__Description of the task__
Go over the data and keep only the lines that include "apud".

__Information shown__
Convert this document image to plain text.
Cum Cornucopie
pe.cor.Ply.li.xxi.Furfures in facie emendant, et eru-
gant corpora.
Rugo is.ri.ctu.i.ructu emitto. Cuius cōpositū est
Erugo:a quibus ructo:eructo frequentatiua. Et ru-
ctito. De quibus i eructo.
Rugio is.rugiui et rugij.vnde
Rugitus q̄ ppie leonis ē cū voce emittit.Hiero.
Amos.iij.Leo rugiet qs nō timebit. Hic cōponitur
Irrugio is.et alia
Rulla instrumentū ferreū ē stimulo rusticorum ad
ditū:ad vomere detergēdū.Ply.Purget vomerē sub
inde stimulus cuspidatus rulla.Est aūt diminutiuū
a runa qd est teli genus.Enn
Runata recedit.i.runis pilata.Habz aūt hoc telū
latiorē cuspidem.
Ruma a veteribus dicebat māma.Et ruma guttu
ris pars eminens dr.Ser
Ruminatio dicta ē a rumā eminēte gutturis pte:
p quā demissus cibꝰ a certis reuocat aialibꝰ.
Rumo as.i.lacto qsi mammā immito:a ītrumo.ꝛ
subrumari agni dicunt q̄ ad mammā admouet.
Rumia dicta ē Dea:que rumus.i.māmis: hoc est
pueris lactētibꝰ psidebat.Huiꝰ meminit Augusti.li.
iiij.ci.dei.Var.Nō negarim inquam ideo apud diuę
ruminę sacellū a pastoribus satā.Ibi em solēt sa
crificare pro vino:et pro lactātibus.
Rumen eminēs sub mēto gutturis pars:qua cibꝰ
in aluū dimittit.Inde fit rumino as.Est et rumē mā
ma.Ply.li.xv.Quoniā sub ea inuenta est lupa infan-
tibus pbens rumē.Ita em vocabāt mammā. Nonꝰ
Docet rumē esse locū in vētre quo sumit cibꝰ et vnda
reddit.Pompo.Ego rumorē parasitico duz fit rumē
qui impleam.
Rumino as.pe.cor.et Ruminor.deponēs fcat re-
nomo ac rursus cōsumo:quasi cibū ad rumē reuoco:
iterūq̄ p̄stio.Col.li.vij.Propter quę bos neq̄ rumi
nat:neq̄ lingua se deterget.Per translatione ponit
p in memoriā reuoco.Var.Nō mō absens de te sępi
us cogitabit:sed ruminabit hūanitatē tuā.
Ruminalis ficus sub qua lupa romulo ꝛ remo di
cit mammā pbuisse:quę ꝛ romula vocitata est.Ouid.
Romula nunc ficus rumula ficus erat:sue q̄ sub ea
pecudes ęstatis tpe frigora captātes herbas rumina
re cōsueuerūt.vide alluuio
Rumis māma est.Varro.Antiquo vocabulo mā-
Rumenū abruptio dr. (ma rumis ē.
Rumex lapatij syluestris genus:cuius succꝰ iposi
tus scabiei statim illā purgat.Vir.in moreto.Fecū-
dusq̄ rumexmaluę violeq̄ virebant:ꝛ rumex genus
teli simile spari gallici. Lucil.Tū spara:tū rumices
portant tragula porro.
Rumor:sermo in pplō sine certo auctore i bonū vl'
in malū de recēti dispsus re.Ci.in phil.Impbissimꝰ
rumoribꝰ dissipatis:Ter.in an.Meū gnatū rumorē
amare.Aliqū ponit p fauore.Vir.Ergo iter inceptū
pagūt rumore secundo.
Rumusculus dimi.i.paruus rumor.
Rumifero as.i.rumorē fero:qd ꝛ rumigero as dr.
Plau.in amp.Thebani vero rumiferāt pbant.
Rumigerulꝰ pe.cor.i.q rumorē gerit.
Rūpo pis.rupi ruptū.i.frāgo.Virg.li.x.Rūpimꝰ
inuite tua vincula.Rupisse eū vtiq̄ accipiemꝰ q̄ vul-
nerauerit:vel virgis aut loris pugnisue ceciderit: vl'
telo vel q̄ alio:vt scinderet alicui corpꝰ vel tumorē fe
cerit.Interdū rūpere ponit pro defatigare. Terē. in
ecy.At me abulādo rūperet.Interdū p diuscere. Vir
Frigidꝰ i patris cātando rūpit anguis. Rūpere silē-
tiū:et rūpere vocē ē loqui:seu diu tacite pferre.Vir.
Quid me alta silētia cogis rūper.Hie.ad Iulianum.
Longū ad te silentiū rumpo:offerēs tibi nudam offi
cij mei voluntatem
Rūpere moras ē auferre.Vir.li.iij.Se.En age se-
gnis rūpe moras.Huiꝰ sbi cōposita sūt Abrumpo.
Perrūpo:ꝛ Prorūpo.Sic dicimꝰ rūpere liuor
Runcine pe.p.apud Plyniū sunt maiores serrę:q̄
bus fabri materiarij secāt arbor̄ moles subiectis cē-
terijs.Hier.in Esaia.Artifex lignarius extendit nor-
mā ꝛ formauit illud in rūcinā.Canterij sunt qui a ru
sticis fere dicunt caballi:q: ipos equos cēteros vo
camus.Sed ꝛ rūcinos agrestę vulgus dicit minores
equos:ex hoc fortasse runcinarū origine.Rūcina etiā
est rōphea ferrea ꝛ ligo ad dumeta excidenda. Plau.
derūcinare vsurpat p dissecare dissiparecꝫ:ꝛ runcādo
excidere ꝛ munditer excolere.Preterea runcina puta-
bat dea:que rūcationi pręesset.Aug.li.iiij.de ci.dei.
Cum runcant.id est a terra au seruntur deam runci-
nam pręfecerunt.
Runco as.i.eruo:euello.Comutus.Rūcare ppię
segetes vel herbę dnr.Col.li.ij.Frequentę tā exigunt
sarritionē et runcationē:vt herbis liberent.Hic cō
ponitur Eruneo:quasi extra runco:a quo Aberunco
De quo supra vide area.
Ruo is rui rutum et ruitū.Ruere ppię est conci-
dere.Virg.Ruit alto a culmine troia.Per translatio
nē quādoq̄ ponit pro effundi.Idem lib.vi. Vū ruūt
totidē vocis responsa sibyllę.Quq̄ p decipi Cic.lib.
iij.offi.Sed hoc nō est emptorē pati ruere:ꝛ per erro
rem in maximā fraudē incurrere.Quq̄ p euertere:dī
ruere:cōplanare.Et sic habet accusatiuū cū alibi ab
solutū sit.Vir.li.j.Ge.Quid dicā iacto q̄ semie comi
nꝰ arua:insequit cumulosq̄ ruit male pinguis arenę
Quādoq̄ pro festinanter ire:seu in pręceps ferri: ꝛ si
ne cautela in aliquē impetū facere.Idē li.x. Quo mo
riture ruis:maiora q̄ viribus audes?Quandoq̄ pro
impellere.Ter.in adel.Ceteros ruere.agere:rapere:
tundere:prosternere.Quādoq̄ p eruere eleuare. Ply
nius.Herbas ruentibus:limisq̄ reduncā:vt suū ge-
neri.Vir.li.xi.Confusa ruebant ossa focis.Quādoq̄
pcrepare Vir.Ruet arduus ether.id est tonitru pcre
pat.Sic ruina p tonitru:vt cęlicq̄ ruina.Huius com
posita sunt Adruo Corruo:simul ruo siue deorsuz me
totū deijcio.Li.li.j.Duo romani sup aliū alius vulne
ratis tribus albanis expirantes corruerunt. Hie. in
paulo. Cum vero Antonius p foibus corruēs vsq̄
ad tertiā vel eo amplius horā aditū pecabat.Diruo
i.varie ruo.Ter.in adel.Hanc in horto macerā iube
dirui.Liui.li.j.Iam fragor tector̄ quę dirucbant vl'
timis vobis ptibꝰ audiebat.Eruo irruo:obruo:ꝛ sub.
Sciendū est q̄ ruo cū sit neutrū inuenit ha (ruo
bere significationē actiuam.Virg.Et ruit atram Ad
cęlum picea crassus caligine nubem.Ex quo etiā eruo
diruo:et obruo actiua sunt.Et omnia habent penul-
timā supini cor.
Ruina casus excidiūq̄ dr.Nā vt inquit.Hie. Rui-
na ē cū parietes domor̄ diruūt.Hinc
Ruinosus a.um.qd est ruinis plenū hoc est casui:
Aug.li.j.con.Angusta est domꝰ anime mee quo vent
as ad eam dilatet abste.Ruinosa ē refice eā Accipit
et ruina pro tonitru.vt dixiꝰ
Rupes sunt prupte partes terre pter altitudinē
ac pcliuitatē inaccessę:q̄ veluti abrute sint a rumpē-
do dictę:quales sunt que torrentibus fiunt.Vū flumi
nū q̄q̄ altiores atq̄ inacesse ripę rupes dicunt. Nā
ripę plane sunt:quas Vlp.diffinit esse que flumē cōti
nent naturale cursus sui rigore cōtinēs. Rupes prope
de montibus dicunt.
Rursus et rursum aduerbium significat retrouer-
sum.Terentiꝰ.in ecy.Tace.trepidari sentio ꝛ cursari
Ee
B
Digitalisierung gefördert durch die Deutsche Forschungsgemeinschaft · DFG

__Your response__
iiij.ci.dei.Var.Nō negarim inquam ideo apud diuę
Runcine pe.p.apud Plyniū sunt maiores serrę:q̄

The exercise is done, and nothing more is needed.